Records
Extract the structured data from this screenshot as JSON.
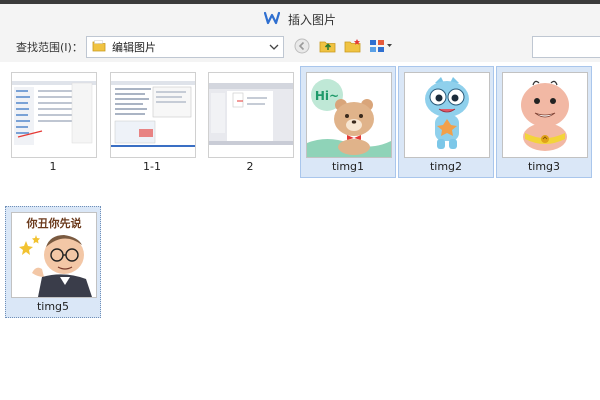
{
  "window": {
    "title": "插入图片"
  },
  "toolbar": {
    "look_in_label": "查找范围(I)：",
    "location_value": "编辑图片",
    "search_placeholder": ""
  },
  "files": [
    {
      "name": "1",
      "kind": "screenshot",
      "selected": false
    },
    {
      "name": "1-1",
      "kind": "screenshot",
      "selected": false
    },
    {
      "name": "2",
      "kind": "screenshot",
      "selected": false
    },
    {
      "name": "timg1",
      "kind": "cartoon-bear",
      "selected": true,
      "badge_text": "Hi~"
    },
    {
      "name": "timg2",
      "kind": "cartoon-blue-creature",
      "selected": true
    },
    {
      "name": "timg3",
      "kind": "cartoon-bald-man",
      "selected": true
    },
    {
      "name": "timg5",
      "kind": "cartoon-old-man",
      "selected": true,
      "focused": true,
      "caption": "你丑你先说"
    }
  ],
  "colors": {
    "selection_bg": "#dae7f7",
    "selection_border": "#a9c6ec",
    "accent_blue": "#2f6fd0"
  }
}
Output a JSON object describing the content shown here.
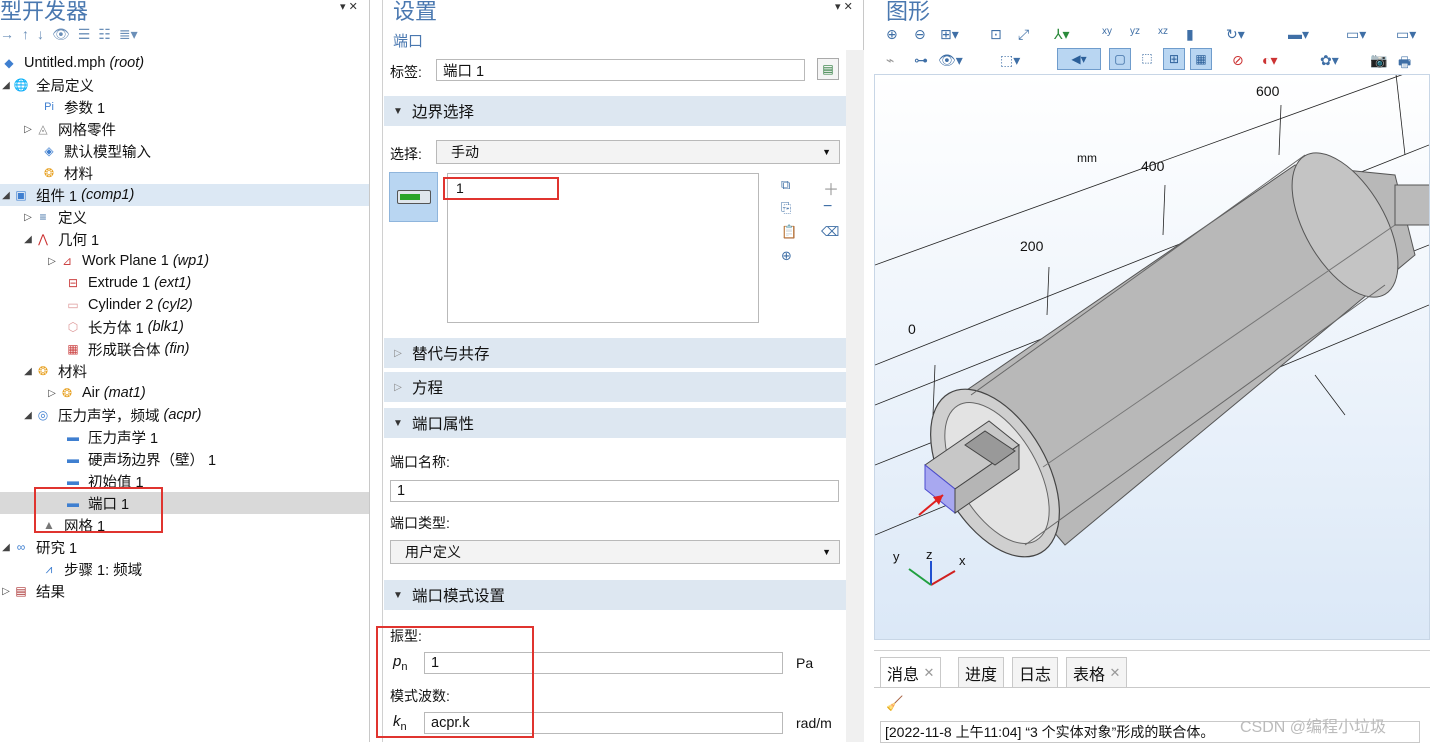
{
  "model_builder": {
    "title": "型开发器",
    "tree": [
      {
        "label": "Untitled.mph",
        "tag": "(root)"
      },
      {
        "label": "全局定义"
      },
      {
        "label": "参数 1"
      },
      {
        "label": "网格零件"
      },
      {
        "label": "默认模型输入"
      },
      {
        "label": "材料"
      },
      {
        "label": "组件 1",
        "tag": "(comp1)"
      },
      {
        "label": "定义"
      },
      {
        "label": "几何 1"
      },
      {
        "label": "Work Plane 1",
        "tag": "(wp1)"
      },
      {
        "label": "Extrude 1",
        "tag": "(ext1)"
      },
      {
        "label": "Cylinder 2",
        "tag": "(cyl2)"
      },
      {
        "label": "长方体 1",
        "tag": "(blk1)"
      },
      {
        "label": "形成联合体",
        "tag": "(fin)"
      },
      {
        "label": "材料"
      },
      {
        "label": "Air",
        "tag": "(mat1)"
      },
      {
        "label": "压力声学，频域",
        "tag": "(acpr)"
      },
      {
        "label": "压力声学 1"
      },
      {
        "label": "硬声场边界（壁） 1"
      },
      {
        "label": "初始值 1"
      },
      {
        "label": "端口 1"
      },
      {
        "label": "网格 1"
      },
      {
        "label": "研究 1"
      },
      {
        "label": "步骤 1: 频域"
      },
      {
        "label": "结果"
      }
    ]
  },
  "settings": {
    "title": "设置",
    "subtitle": "端口",
    "label_caption": "标签:",
    "label_value": "端口 1",
    "sections": {
      "boundary": "边界选择",
      "override": "替代与共存",
      "equation": "方程",
      "port_props": "端口属性",
      "port_mode": "端口模式设置"
    },
    "selection_caption": "选择:",
    "selection_value": "手动",
    "selection_items": [
      "1"
    ],
    "port_name_caption": "端口名称:",
    "port_name_value": "1",
    "port_type_caption": "端口类型:",
    "port_type_value": "用户定义",
    "amplitude_caption": "振型:",
    "pn_symbol": "p",
    "pn_sub": "n",
    "pn_value": "1",
    "pn_unit": "Pa",
    "wavenumber_caption": "模式波数:",
    "kn_symbol": "k",
    "kn_sub": "n",
    "kn_value": "acpr.k",
    "kn_unit": "rad/m"
  },
  "graphics": {
    "title": "图形",
    "unit": "mm",
    "axis_ticks": [
      "600",
      "400",
      "200",
      "0"
    ],
    "triad": {
      "x": "x",
      "y": "y",
      "z": "z"
    }
  },
  "messages": {
    "tabs": [
      "消息",
      "进度",
      "日志",
      "表格"
    ],
    "log_line": "[2022-11-8 上午11:04] “3 个实体对象”形成的联合体。"
  },
  "watermark": "CSDN @编程小垃圾",
  "colors": {
    "accent": "#4a78b0",
    "highlight": "#e0342f",
    "section_bg": "#dde7f1",
    "selected_row": "#d9d9d9"
  }
}
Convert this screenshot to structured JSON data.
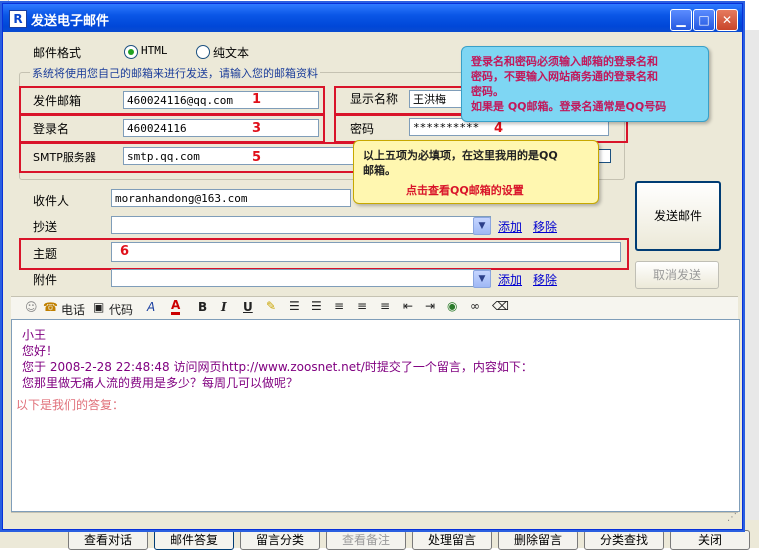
{
  "window": {
    "title": "发送电子邮件",
    "app_icon": "R",
    "controls": [
      "minimize-icon",
      "maximize-icon",
      "close-icon"
    ]
  },
  "format": {
    "label": "邮件格式",
    "option_html": "HTML",
    "option_text": "纯文本",
    "selected": "HTML"
  },
  "group_title": "系统将使用您自己的邮箱来进行发送，请输入您的邮箱资料",
  "fields": {
    "sender_label": "发件邮箱",
    "sender_value": "460024116@qq.com",
    "login_label": "登录名",
    "login_value": "460024116",
    "smtp_label": "SMTP服务器",
    "smtp_value": "smtp.qq.com",
    "display_label": "显示名称",
    "display_value": "王洪梅",
    "password_label": "密码",
    "password_value": "**********"
  },
  "numbers": [
    "1",
    "2",
    "3",
    "4",
    "5",
    "6"
  ],
  "recipients": {
    "to_label": "收件人",
    "to_value": "moranhandong@163.com",
    "cc_label": "抄送",
    "subject_label": "主题",
    "attach_label": "附件",
    "add_link": "添加",
    "remove_link": "移除"
  },
  "buttons": {
    "send": "发送邮件",
    "cancel": "取消发送"
  },
  "tooltip_blue": {
    "line1": "登录名和密码必须输入邮箱的登录名和",
    "line2": "密码，不要输入网站商务通的登录名和",
    "line3": "密码。",
    "line4": "如果是 QQ邮箱。登录名通常是QQ号码"
  },
  "tooltip_yellow": {
    "line1": "以上五项为必填项，在这里我用的是QQ",
    "line2": "邮箱。",
    "link": "点击查看QQ邮箱的设置"
  },
  "toolbar": {
    "phone": "电话",
    "code": "代码"
  },
  "body": {
    "line1": "小王",
    "line2": "您好！",
    "line3": "您于  2008-2-28 22:48:48 访问网页http://www.zoosnet.net/时提交了一个留言，内容如下：",
    "line4": "您那里做无痛人流的费用是多少？每周几可以做呢？",
    "line5": "以下是我们的答复："
  },
  "bottom_buttons": [
    "查看对话",
    "邮件答复",
    "留言分类",
    "查看备注",
    "处理留言",
    "删除留言",
    "分类查找",
    "关闭"
  ],
  "colors": {
    "title_bar": "#0a56e6",
    "annotation_red": "#d9142a",
    "body_purple": "#800080",
    "reply_pink": "#e0707a"
  }
}
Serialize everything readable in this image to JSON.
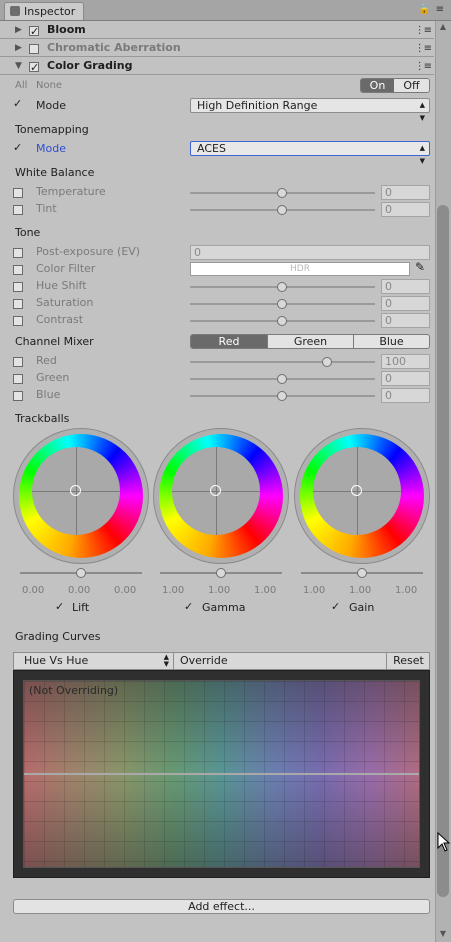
{
  "window": {
    "tab_title": "Inspector",
    "tab_tools": "🔒 ≡"
  },
  "effects": [
    {
      "name": "Bloom",
      "enabled": true,
      "expanded": false
    },
    {
      "name": "Chromatic Aberration",
      "enabled": false,
      "expanded": false
    },
    {
      "name": "Color Grading",
      "enabled": true,
      "expanded": true
    }
  ],
  "color_grading": {
    "all_label": "All",
    "none_label": "None",
    "toggle_on": "On",
    "toggle_off": "Off",
    "mode_label": "Mode",
    "mode_value": "High Definition Range",
    "tonemapping": {
      "header": "Tonemapping",
      "mode_label": "Mode",
      "mode_value": "ACES"
    },
    "white_balance": {
      "header": "White Balance",
      "temperature_label": "Temperature",
      "temperature_value": "0",
      "tint_label": "Tint",
      "tint_value": "0"
    },
    "tone": {
      "header": "Tone",
      "post_exposure_label": "Post-exposure (EV)",
      "post_exposure_value": "0",
      "color_filter_label": "Color Filter",
      "color_filter_value": "HDR",
      "hue_shift_label": "Hue Shift",
      "hue_shift_value": "0",
      "saturation_label": "Saturation",
      "saturation_value": "0",
      "contrast_label": "Contrast",
      "contrast_value": "0"
    },
    "channel_mixer": {
      "header": "Channel Mixer",
      "tabs": [
        "Red",
        "Green",
        "Blue"
      ],
      "selected_tab": "Red",
      "red_label": "Red",
      "red_value": "100",
      "green_label": "Green",
      "green_value": "0",
      "blue_label": "Blue",
      "blue_value": "0"
    },
    "trackballs": {
      "header": "Trackballs",
      "wheels": [
        {
          "label": "Lift",
          "values": [
            "0.00",
            "0.00",
            "0.00"
          ],
          "checked": true
        },
        {
          "label": "Gamma",
          "values": [
            "1.00",
            "1.00",
            "1.00"
          ],
          "checked": true
        },
        {
          "label": "Gain",
          "values": [
            "1.00",
            "1.00",
            "1.00"
          ],
          "checked": true
        }
      ]
    },
    "grading_curves": {
      "header": "Grading Curves",
      "curve_select": "Hue Vs Hue",
      "override_label": "Override",
      "reset_label": "Reset",
      "status": "(Not Overriding)"
    }
  },
  "add_effect_label": "Add effect...",
  "colors": {
    "focus_border": "#3d66d4",
    "mode_label_active": "#2f4fd0",
    "toggle_selected": "#6a6a6a"
  }
}
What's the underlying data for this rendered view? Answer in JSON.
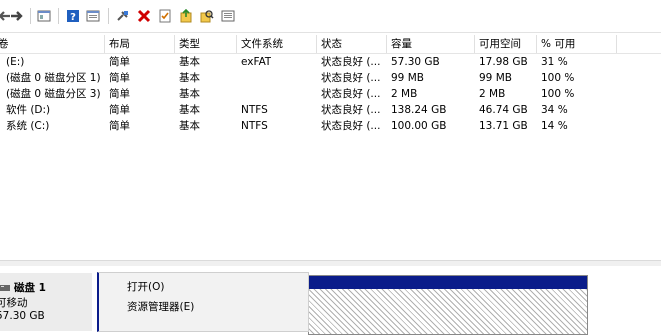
{
  "toolbar": {
    "icons": [
      "back-arrow-icon",
      "forward-arrow-icon",
      "console-tree-icon",
      "help-icon",
      "properties-icon",
      "connect-disk-icon",
      "delete-icon",
      "check-icon",
      "volume-up-icon",
      "volume-search-icon",
      "view-icon"
    ]
  },
  "volume_list": {
    "columns": [
      "卷",
      "布局",
      "类型",
      "文件系统",
      "状态",
      "容量",
      "可用空间",
      "% 可用"
    ],
    "rows": [
      {
        "volume": "(E:)",
        "layout": "简单",
        "type": "基本",
        "fs": "exFAT",
        "status": "状态良好 (...",
        "capacity": "57.30 GB",
        "free": "17.98 GB",
        "pct": "31 %"
      },
      {
        "volume": "(磁盘 0 磁盘分区 1)",
        "layout": "简单",
        "type": "基本",
        "fs": "",
        "status": "状态良好 (...",
        "capacity": "99 MB",
        "free": "99 MB",
        "pct": "100 %"
      },
      {
        "volume": "(磁盘 0 磁盘分区 3)",
        "layout": "简单",
        "type": "基本",
        "fs": "",
        "status": "状态良好 (...",
        "capacity": "2 MB",
        "free": "2 MB",
        "pct": "100 %"
      },
      {
        "volume": "软件 (D:)",
        "layout": "简单",
        "type": "基本",
        "fs": "NTFS",
        "status": "状态良好 (...",
        "capacity": "138.24 GB",
        "free": "46.74 GB",
        "pct": "34 %"
      },
      {
        "volume": "系统 (C:)",
        "layout": "简单",
        "type": "基本",
        "fs": "NTFS",
        "status": "状态良好 (...",
        "capacity": "100.00 GB",
        "free": "13.71 GB",
        "pct": "14 %"
      }
    ]
  },
  "disk_panel": {
    "name": "磁盘 1",
    "kind": "可移动",
    "size": "57.30 GB"
  },
  "context_menu": {
    "items": [
      "打开(O)",
      "资源管理器(E)"
    ]
  },
  "colors": {
    "partition_bar": "#0a1c8a",
    "delete_red": "#d00000",
    "help_blue": "#1f5fbf"
  }
}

• _Problem description_:
Tell how many lines hold the string "free", giving the number and nothing else.

• _Reply_:
5